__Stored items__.
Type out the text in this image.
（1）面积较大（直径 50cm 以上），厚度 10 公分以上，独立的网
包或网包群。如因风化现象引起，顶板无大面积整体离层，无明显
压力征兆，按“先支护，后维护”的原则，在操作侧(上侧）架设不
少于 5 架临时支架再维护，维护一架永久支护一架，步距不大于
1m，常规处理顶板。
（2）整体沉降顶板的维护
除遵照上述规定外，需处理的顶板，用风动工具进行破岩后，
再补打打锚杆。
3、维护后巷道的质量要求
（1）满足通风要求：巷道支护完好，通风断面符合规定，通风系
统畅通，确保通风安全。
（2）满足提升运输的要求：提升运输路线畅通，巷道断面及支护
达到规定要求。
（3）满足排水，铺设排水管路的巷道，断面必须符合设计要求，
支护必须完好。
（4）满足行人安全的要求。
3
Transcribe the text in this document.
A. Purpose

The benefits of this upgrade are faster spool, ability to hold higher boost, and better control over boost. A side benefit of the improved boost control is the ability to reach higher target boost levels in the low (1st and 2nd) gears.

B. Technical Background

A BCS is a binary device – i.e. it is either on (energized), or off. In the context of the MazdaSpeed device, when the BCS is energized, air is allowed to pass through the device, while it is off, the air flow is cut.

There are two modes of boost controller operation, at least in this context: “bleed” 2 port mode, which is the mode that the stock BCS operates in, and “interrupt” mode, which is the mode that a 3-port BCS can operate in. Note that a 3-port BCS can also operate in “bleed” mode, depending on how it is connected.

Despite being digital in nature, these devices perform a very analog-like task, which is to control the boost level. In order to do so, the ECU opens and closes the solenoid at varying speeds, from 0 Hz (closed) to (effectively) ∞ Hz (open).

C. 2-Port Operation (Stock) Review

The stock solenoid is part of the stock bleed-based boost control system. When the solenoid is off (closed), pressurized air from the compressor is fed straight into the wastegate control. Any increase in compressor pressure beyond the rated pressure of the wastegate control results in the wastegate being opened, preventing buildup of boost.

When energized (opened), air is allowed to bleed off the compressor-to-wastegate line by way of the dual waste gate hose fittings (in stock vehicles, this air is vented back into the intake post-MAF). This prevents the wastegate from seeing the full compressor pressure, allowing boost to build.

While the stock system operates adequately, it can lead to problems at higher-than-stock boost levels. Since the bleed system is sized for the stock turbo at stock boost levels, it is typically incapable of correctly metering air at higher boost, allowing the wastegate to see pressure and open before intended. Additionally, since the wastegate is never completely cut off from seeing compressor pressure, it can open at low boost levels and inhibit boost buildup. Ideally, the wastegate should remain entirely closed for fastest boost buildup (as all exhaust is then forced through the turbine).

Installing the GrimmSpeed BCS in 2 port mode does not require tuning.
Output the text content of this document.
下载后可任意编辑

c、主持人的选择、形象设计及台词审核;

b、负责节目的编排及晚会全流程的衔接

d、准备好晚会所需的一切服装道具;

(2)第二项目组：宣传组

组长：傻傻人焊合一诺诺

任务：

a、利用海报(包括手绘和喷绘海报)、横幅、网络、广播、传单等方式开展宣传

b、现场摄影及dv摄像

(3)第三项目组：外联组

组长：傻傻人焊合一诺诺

__Set problem__.
Each line above must be reproduced exactly as it stands.

__Output of the task__.
Type out the text in this image.
（1）面积较大（直径 50cm 以上），厚度 10 公分以上，独立的网
包或网包群。如因风化现象引起，顶板无大面积整体离层，无明显
压力征兆，按“先支护，后维护”的原则，在操作侧(上侧）架设不
少于 5 架临时支架再维护，维护一架永久支护一架，步距不大于
1m，常规处理顶板。
（2）整体沉降顶板的维护
除遵照上述规定外，需处理的顶板，用风动工具进行破岩后，
再补打打锚杆。
3、维护后巷道的质量要求
（1）满足通风要求：巷道支护完好，通风断面符合规定，通风系
统畅通，确保通风安全。
（2）满足提升运输的要求：提升运输路线畅通，巷道断面及支护
达到规定要求。
（3）满足排水，铺设排水管路的巷道，断面必须符合设计要求，
支护必须完好。
（4）满足行人安全的要求。
3
Transcribe the text in this document.
A. Purpose

The benefits of this upgrade are faster spool, ability to hold higher boost, and better control over boost. A side benefit of the improved boost control is the ability to reach higher target boost levels in the low (1st and 2nd) gears.

B. Technical Background

A BCS is a binary device – i.e. it is either on (energized), or off. In the context of the MazdaSpeed device, when the BCS is energized, air is allowed to pass through the device, while it is off, the air flow is cut.

There are two modes of boost controller operation, at least in this context: “bleed” 2 port mode, which is the mode that the stock BCS operates in, and “interrupt” mode, which is the mode that a 3-port BCS can operate in. Note that a 3-port BCS can also operate in “bleed” mode, depending on how it is connected.

Despite being digital in nature, these devices perform a very analog-like task, which is to control the boost level. In order to do so, the ECU opens and closes the solenoid at varying speeds, from 0 Hz (closed) to (effectively) ∞ Hz (open).

C. 2-Port Operation (Stock) Review

The stock solenoid is part of the stock bleed-based boost control system. When the solenoid is off (closed), pressurized air from the compressor is fed straight into the wastegate control. Any increase in compressor pressure beyond the rated pressure of the wastegate control results in the wastegate being opened, preventing buildup of boost.

When energized (opened), air is allowed to bleed off the compressor-to-wastegate line by way of the dual waste gate hose fittings (in stock vehicles, this air is vented back into the intake post-MAF). This prevents the wastegate from seeing the full compressor pressure, allowing boost to build.

While the stock system operates adequately, it can lead to problems at higher-than-stock boost levels. Since the bleed system is sized for the stock turbo at stock boost levels, it is typically incapable of correctly metering air at higher boost, allowing the wastegate to see pressure and open before intended. Additionally, since the wastegate is never completely cut off from seeing compressor pressure, it can open at low boost levels and inhibit boost buildup. Ideally, the wastegate should remain entirely closed for fastest boost buildup (as all exhaust is then forced through the turbine).

Installing the GrimmSpeed BCS in 2 port mode does not require tuning.
Output the text content of this document.
下载后可任意编辑

c、主持人的选择、形象设计及台词审核;

b、负责节目的编排及晚会全流程的衔接

d、准备好晚会所需的一切服装道具;

(2)第二项目组：宣传组

组长：傻傻人焊合一诺诺

任务：

a、利用海报(包括手绘和喷绘海报)、横幅、网络、广播、传单等方式开展宣传

b、现场摄影及dv摄像

(3)第三项目组：外联组

组长：傻傻人焊合一诺诺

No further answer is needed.